### Problem details
Find every line in the records below that holds the word "page", and copy it out.

### Recorded data

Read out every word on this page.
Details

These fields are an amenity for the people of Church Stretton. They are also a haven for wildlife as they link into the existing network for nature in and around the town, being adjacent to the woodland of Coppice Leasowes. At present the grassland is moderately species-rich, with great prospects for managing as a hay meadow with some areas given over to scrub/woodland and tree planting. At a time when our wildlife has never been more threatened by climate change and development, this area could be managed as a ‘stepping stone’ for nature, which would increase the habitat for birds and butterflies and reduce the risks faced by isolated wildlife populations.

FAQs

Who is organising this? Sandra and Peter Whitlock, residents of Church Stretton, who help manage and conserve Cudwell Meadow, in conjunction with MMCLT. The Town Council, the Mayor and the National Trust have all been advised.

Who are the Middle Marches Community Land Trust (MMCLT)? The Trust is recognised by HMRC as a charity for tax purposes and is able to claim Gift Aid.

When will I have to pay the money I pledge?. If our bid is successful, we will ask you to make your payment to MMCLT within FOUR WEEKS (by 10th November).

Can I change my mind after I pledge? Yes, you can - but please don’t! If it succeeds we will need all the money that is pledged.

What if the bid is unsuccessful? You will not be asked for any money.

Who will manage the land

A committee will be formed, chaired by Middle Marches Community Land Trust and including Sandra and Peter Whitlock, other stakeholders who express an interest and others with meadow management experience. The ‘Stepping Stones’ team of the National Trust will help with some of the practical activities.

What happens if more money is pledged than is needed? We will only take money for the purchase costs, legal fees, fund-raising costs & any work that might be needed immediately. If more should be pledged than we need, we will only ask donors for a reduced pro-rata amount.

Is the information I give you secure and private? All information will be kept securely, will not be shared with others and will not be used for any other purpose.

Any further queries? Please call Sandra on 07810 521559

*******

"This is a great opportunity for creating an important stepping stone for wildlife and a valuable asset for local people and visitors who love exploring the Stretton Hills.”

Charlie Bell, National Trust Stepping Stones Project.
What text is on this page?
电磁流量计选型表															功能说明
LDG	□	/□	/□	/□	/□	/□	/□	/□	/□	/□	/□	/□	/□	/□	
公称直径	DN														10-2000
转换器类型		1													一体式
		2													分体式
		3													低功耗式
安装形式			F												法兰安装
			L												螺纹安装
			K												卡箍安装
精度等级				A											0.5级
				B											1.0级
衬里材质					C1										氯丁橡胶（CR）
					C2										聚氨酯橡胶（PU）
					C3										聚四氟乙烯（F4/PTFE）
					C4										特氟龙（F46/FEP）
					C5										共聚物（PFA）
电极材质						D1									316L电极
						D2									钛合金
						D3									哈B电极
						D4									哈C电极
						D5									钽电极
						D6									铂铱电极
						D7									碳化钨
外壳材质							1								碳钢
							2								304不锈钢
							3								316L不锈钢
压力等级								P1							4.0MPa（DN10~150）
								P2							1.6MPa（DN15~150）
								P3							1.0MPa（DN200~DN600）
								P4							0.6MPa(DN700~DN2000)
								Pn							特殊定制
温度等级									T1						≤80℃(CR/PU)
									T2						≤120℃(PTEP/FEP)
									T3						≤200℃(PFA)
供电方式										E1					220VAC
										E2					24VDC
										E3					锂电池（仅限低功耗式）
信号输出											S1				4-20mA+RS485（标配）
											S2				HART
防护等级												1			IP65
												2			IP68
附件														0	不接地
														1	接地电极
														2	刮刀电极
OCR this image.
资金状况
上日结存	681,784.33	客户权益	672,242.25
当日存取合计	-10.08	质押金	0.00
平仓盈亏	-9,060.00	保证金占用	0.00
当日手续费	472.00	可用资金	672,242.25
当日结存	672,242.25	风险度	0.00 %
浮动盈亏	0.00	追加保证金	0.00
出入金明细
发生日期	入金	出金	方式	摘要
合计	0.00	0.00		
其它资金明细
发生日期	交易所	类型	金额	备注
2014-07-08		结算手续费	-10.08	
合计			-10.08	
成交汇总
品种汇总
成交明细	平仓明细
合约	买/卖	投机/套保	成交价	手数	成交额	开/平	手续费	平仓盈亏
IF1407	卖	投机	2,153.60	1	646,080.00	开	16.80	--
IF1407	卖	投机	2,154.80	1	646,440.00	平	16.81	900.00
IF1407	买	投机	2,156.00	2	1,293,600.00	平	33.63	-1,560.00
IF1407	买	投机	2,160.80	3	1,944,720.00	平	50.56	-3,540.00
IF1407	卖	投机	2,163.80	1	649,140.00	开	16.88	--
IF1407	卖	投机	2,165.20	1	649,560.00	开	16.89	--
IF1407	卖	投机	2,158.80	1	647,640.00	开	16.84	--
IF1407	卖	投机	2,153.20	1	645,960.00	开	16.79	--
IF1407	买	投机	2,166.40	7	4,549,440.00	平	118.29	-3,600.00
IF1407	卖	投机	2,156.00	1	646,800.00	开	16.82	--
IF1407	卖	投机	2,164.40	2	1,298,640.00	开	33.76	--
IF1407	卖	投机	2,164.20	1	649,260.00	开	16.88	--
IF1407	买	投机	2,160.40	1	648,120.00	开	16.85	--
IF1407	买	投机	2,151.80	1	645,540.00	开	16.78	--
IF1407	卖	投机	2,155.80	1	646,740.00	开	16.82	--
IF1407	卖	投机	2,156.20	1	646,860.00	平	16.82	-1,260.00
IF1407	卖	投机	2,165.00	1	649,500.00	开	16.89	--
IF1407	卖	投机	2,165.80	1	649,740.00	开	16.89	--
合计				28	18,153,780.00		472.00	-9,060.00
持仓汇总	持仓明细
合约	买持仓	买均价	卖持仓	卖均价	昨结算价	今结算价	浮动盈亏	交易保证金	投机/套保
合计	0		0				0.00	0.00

==

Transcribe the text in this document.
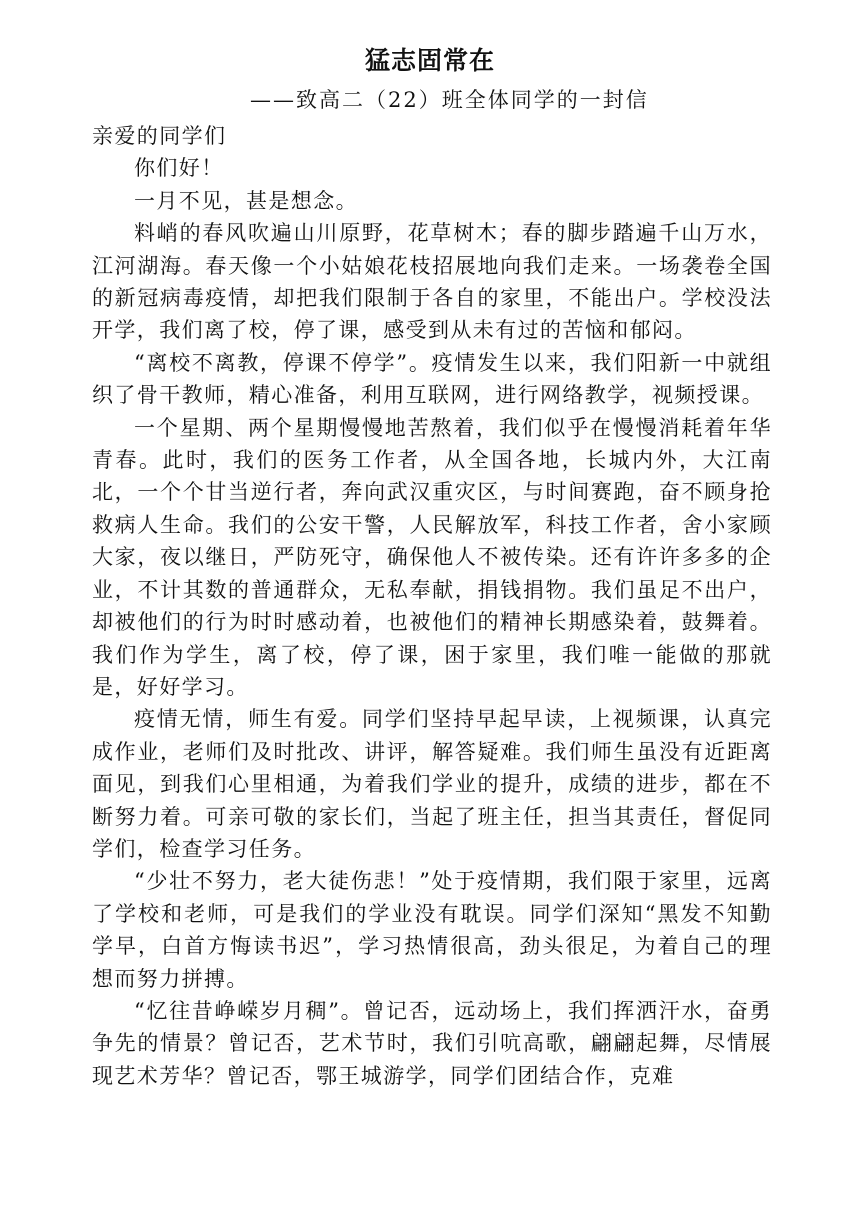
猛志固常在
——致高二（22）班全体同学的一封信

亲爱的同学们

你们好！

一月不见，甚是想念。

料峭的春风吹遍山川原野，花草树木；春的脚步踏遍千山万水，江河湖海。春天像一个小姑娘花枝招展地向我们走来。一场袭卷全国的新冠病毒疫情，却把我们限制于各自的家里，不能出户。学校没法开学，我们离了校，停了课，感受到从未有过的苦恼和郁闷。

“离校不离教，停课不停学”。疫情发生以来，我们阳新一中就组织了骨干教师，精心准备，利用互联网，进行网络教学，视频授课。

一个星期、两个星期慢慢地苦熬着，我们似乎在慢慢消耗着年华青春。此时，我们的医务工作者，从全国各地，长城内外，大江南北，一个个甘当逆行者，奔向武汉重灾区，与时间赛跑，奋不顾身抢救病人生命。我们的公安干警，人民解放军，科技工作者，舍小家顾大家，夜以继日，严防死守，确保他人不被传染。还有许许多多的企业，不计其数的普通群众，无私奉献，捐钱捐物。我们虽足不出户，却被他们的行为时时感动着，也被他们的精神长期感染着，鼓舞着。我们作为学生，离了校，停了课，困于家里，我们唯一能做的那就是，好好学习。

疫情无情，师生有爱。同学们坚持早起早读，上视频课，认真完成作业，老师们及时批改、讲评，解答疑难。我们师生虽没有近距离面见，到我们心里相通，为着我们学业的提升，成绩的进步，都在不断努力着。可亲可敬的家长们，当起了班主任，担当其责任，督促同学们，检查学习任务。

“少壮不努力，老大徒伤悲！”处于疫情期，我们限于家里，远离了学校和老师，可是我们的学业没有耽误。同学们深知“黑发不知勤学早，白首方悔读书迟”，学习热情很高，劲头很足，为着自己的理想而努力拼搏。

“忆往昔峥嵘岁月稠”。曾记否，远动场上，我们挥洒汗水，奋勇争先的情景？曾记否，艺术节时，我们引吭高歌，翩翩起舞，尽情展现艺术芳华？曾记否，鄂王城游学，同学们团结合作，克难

...

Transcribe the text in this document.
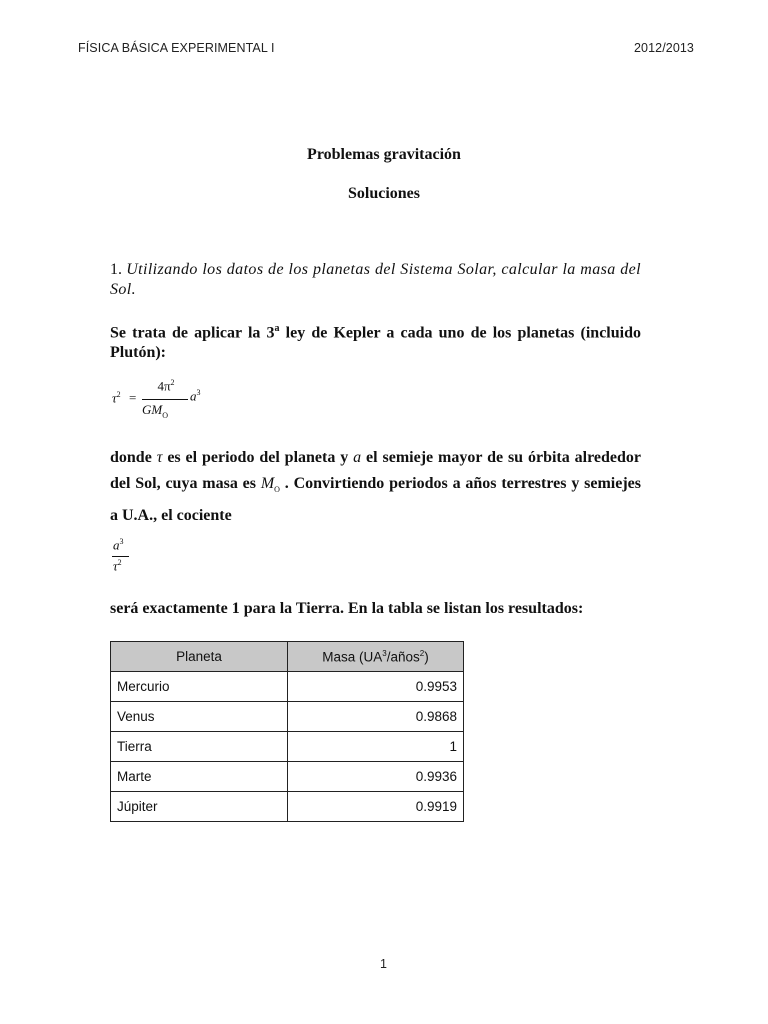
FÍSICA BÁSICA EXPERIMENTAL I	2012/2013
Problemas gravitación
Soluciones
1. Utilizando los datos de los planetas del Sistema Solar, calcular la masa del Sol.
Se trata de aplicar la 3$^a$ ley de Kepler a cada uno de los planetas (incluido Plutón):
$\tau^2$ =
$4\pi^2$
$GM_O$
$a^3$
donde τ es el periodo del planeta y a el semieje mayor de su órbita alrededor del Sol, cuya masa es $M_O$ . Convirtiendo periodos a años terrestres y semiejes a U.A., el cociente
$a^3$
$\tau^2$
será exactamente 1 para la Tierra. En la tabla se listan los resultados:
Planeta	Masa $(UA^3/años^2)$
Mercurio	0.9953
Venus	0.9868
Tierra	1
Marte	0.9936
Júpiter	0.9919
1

### Output of the task
Read out every word on this page.
What text is on this page?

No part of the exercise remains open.